▸ **What the task requires**:
Determine how many lines include the string "this". Output that number only.

▸ **Data extract**:
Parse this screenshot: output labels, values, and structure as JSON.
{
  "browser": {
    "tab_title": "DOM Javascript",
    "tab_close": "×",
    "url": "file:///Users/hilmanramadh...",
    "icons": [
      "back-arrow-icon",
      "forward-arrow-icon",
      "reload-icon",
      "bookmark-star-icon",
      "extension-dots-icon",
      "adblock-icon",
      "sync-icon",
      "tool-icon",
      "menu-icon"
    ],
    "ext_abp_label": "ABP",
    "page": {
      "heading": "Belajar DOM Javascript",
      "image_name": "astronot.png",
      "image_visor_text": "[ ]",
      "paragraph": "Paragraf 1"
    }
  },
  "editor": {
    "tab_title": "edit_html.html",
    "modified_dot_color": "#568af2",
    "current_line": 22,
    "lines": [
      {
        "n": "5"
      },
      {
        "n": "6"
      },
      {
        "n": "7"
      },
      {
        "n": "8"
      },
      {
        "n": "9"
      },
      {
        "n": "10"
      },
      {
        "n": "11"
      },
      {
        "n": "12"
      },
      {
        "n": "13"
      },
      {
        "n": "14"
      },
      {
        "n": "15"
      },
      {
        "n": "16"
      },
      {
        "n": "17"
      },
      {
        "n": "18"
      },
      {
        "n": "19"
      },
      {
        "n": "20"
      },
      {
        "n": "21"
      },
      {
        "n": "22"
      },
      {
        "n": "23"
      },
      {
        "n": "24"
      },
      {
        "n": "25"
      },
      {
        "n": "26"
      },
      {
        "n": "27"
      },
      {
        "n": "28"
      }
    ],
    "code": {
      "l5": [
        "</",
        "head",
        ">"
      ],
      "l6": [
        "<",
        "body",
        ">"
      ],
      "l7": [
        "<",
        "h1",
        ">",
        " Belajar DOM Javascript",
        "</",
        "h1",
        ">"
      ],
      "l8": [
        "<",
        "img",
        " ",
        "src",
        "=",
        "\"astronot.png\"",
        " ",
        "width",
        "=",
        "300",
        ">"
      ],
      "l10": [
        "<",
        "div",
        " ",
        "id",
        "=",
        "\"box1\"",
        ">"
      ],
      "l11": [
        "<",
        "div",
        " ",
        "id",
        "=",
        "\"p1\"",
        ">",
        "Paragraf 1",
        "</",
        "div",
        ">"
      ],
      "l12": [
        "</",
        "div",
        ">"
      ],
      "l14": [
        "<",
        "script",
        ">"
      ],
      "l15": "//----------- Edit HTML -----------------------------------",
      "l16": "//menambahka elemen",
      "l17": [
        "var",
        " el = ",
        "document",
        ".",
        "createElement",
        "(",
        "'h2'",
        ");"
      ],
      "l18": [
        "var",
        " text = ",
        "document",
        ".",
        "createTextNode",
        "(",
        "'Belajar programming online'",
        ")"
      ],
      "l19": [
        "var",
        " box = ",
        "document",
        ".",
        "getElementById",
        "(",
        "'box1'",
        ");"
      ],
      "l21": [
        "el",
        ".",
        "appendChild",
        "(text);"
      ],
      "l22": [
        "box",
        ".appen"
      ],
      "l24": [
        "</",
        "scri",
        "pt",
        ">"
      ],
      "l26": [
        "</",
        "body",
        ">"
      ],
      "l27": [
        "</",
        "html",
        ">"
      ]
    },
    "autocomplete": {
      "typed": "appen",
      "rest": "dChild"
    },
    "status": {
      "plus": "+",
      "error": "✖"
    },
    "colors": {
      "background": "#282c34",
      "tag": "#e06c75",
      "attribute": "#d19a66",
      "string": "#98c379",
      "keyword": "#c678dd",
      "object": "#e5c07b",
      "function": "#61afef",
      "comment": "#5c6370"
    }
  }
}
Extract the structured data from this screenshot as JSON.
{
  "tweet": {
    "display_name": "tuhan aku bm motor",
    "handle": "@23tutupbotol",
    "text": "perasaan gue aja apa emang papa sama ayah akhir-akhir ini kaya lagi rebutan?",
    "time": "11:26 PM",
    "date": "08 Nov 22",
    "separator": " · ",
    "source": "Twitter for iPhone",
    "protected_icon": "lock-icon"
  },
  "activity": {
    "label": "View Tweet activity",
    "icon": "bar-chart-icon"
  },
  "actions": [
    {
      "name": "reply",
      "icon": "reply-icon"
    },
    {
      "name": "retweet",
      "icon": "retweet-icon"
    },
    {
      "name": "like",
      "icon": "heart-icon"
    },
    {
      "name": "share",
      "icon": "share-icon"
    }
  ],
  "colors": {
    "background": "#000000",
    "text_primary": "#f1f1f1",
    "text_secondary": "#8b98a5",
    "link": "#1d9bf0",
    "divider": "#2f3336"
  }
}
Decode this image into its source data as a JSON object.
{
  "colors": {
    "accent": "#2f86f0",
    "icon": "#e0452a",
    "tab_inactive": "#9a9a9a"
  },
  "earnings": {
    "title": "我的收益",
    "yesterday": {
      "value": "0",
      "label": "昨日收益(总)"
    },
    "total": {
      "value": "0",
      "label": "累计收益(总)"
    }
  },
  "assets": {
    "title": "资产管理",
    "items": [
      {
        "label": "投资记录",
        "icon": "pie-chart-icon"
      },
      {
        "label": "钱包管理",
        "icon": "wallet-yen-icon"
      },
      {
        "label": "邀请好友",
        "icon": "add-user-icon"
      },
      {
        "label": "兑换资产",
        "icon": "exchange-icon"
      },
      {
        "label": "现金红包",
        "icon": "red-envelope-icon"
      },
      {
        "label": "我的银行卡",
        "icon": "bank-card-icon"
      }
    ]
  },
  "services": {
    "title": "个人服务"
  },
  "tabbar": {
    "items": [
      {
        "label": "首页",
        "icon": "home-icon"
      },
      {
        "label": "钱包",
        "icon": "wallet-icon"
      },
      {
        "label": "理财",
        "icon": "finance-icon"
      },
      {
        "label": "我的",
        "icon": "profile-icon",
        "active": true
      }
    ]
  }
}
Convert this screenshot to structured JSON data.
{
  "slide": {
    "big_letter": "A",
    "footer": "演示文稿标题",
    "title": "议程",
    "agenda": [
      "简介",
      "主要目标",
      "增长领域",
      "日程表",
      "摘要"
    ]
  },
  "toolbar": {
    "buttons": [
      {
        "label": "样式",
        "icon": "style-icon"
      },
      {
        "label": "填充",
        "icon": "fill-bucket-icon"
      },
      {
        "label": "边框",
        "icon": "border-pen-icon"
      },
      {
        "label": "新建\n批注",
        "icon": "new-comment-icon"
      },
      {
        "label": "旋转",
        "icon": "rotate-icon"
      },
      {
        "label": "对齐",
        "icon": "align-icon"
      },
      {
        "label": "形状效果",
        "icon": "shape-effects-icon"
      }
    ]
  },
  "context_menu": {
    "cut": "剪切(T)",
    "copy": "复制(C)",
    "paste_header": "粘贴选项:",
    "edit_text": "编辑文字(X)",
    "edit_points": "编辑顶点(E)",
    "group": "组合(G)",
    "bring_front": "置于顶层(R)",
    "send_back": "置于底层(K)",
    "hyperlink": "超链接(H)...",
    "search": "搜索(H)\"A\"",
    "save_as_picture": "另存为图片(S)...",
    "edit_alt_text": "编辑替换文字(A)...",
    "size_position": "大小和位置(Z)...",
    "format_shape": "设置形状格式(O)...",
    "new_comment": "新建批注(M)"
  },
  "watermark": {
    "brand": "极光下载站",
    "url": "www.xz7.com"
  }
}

▸ **Final result**:
4